Give only the number of lines in the listing below where the string "received" occurs.
####
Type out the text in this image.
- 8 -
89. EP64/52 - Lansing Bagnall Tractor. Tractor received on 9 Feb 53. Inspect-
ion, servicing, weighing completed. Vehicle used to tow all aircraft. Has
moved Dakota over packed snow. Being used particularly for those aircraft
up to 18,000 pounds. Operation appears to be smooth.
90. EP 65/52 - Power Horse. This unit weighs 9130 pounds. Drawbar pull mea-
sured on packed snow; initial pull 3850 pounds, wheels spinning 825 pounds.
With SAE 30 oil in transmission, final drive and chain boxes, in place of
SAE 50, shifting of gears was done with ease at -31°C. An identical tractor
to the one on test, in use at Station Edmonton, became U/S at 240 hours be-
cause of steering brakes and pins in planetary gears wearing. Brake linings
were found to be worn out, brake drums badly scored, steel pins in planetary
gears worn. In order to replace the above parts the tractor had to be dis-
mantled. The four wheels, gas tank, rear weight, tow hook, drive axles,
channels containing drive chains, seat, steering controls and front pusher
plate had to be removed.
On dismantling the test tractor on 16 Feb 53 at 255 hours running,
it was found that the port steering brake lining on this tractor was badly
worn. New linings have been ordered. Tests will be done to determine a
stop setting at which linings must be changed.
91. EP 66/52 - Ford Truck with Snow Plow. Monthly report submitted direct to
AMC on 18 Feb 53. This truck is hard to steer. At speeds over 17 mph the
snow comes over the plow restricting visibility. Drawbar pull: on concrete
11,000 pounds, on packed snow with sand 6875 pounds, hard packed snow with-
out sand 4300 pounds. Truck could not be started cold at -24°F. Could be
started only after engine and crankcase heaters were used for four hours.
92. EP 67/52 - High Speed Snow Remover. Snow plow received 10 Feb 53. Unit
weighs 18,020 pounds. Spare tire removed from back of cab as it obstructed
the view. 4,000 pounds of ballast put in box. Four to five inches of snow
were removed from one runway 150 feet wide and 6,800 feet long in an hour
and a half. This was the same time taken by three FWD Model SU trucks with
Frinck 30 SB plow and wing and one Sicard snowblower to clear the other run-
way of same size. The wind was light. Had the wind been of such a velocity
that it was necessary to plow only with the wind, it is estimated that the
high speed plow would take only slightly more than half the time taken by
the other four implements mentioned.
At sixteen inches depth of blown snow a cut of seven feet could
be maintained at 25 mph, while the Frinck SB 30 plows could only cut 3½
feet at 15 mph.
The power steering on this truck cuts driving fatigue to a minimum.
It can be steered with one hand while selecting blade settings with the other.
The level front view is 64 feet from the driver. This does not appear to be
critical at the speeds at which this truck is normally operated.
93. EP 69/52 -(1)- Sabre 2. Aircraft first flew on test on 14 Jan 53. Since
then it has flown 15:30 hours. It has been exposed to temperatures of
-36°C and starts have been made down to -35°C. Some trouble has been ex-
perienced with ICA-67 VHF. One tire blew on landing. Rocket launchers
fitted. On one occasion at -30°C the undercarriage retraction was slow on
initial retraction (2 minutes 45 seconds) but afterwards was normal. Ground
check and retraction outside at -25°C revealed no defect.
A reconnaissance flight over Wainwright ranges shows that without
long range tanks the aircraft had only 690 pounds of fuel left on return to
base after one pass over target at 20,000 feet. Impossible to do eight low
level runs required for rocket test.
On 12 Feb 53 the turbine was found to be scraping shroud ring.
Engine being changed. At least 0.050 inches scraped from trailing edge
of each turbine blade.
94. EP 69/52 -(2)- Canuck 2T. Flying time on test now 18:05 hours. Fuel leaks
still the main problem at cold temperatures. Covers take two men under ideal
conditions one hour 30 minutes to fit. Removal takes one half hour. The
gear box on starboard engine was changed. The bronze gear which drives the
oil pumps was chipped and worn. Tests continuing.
####
Written reply> 2